→ Stated problem
Go through the entries one line at a time, and gather every line that has the word "StiLL".

→ Given data

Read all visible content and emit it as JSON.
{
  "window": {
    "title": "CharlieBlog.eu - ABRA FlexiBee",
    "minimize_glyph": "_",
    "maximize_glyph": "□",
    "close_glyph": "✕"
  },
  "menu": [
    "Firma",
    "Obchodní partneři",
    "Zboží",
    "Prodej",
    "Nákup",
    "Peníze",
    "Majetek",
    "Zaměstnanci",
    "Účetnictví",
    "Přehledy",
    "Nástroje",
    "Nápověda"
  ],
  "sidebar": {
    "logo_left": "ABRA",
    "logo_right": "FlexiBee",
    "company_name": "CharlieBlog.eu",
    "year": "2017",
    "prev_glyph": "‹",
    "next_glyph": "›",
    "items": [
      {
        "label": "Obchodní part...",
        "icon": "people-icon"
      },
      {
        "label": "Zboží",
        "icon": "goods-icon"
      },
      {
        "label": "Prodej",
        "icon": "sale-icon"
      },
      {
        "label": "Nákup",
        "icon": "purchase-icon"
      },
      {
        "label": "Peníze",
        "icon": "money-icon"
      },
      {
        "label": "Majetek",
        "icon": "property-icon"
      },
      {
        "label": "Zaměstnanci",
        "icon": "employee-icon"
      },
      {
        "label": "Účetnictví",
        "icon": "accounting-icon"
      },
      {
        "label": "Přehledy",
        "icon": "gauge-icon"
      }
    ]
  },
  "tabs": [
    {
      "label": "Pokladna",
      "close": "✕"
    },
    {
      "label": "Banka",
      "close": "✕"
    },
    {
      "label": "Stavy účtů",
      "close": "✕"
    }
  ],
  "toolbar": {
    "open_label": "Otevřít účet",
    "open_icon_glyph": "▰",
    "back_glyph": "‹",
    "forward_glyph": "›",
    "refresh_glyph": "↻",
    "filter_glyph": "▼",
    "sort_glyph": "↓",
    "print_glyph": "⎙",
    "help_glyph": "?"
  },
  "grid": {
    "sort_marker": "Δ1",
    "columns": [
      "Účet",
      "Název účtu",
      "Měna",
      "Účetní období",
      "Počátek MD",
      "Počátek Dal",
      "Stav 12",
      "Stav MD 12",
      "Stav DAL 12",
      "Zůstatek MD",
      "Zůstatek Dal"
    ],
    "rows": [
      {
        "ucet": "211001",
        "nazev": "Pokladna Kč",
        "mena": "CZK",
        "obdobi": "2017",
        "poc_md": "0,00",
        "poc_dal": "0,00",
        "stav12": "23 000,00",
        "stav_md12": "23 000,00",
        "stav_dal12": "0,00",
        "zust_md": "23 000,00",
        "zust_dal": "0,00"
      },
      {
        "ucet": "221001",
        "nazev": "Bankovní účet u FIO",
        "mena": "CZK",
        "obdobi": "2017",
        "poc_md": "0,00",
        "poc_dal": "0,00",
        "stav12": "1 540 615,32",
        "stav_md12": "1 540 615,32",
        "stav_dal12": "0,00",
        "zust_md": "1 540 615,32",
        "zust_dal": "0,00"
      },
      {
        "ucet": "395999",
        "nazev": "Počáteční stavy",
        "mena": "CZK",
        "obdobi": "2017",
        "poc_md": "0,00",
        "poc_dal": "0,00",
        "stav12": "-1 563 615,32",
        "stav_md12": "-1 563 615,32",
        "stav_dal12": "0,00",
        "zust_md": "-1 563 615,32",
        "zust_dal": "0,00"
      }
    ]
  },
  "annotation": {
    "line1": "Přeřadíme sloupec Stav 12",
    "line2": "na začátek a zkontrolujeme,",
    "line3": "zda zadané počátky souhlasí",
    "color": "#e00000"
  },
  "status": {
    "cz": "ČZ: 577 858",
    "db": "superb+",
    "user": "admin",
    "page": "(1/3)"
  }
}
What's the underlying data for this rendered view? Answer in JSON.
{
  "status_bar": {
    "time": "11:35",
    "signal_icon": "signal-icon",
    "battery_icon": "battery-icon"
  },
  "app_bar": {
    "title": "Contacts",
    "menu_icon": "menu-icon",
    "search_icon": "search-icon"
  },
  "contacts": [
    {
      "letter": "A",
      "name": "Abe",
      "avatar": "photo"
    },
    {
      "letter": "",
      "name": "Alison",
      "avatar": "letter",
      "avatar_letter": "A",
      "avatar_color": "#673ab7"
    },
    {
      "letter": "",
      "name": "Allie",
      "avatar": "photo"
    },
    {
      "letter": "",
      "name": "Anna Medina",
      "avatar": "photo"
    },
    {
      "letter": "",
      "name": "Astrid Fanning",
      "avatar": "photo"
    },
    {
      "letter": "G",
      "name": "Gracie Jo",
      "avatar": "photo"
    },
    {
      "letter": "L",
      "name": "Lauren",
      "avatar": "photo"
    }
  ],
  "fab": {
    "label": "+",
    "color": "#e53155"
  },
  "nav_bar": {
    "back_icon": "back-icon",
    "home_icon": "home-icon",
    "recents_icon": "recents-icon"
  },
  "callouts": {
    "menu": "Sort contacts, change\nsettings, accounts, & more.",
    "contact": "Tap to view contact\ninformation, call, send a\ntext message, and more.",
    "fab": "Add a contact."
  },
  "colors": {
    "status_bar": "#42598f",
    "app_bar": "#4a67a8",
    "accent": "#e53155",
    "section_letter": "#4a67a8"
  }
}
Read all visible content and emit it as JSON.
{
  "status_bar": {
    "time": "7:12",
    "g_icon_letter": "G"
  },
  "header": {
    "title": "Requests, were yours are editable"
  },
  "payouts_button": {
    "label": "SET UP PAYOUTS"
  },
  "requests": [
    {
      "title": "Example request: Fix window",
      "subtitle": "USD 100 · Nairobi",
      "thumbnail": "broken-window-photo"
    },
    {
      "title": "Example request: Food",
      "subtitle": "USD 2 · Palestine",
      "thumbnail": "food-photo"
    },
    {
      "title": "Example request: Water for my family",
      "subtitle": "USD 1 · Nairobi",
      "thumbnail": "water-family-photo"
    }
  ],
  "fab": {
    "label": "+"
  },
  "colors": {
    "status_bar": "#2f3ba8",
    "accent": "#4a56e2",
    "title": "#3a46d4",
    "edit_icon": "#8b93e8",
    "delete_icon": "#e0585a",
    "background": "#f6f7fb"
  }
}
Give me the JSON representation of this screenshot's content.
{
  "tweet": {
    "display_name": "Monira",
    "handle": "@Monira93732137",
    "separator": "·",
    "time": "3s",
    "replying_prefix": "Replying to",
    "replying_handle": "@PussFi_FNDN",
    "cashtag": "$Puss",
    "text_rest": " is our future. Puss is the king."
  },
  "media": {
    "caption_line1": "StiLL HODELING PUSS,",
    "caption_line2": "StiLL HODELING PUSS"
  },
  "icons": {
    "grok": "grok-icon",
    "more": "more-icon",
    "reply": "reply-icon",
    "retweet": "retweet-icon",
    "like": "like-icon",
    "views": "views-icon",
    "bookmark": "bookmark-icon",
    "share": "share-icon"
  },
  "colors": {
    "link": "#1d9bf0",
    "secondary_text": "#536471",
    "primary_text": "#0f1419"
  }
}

→ The solution
    "caption_line1": "StiLL HODELING PUSS,",
    "caption_line2": "StiLL HODELING PUSS"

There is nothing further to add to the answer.